| Dataset rows |
╭──

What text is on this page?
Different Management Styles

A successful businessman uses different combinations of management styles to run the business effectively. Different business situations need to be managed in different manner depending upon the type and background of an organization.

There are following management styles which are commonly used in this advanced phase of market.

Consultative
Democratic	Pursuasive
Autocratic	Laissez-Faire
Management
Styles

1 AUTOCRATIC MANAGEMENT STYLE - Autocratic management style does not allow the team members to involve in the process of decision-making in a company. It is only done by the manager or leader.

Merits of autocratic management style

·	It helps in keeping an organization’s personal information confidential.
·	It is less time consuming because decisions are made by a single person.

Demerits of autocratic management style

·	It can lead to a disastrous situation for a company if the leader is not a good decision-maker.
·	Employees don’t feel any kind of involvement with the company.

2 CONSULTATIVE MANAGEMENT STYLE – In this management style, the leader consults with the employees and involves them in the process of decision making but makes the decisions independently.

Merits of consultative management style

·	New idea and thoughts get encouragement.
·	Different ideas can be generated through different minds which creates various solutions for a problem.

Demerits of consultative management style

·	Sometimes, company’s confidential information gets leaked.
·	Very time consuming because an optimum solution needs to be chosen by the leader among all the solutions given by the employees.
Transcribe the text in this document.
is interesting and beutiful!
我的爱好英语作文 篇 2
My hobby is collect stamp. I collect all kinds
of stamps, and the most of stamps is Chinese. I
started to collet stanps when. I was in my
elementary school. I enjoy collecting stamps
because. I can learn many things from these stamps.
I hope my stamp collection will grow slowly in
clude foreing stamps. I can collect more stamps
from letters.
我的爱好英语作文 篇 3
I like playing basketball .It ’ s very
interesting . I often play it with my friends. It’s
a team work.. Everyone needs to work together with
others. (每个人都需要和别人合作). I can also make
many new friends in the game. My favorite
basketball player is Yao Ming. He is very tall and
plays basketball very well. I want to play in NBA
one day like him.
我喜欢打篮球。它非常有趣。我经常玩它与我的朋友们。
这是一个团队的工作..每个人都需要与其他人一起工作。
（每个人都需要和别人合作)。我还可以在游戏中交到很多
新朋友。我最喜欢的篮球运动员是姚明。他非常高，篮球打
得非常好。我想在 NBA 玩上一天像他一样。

╰──

| Problem requirements |
Please restate the records in full, word for word.

| Solution to the exercise |
What text is on this page?
Different Management Styles

A successful businessman uses different combinations of management styles to run the business effectively. Different business situations need to be managed in different manner depending upon the type and background of an organization.

There are following management styles which are commonly used in this advanced phase of market.

Consultative
Democratic	Pursuasive
Autocratic	Laissez-Faire
Management
Styles

1 AUTOCRATIC MANAGEMENT STYLE - Autocratic management style does not allow the team members to involve in the process of decision-making in a company. It is only done by the manager or leader.

Merits of autocratic management style

·	It helps in keeping an organization’s personal information confidential.
·	It is less time consuming because decisions are made by a single person.

Demerits of autocratic management style

·	It can lead to a disastrous situation for a company if the leader is not a good decision-maker.
·	Employees don’t feel any kind of involvement with the company.

2 CONSULTATIVE MANAGEMENT STYLE – In this management style, the leader consults with the employees and involves them in the process of decision making but makes the decisions independently.

Merits of consultative management style

·	New idea and thoughts get encouragement.
·	Different ideas can be generated through different minds which creates various solutions for a problem.

Demerits of consultative management style

·	Sometimes, company’s confidential information gets leaked.
·	Very time consuming because an optimum solution needs to be chosen by the leader among all the solutions given by the employees.
Transcribe the text in this document.
is interesting and beutiful!
我的爱好英语作文 篇 2
My hobby is collect stamp. I collect all kinds
of stamps, and the most of stamps is Chinese. I
started to collet stanps when. I was in my
elementary school. I enjoy collecting stamps
because. I can learn many things from these stamps.
I hope my stamp collection will grow slowly in
clude foreing stamps. I can collect more stamps
from letters.
我的爱好英语作文 篇 3
I like playing basketball .It ’ s very
interesting . I often play it with my friends. It’s
a team work.. Everyone needs to work together with
others. (每个人都需要和别人合作). I can also make
many new friends in the game. My favorite
basketball player is Yao Ming. He is very tall and
plays basketball very well. I want to play in NBA
one day like him.
我喜欢打篮球。它非常有趣。我经常玩它与我的朋友们。
这是一个团队的工作..每个人都需要与其他人一起工作。
（每个人都需要和别人合作)。我还可以在游戏中交到很多
新朋友。我最喜欢的篮球运动员是姚明。他非常高，篮球打
得非常好。我想在 NBA 玩上一天像他一样。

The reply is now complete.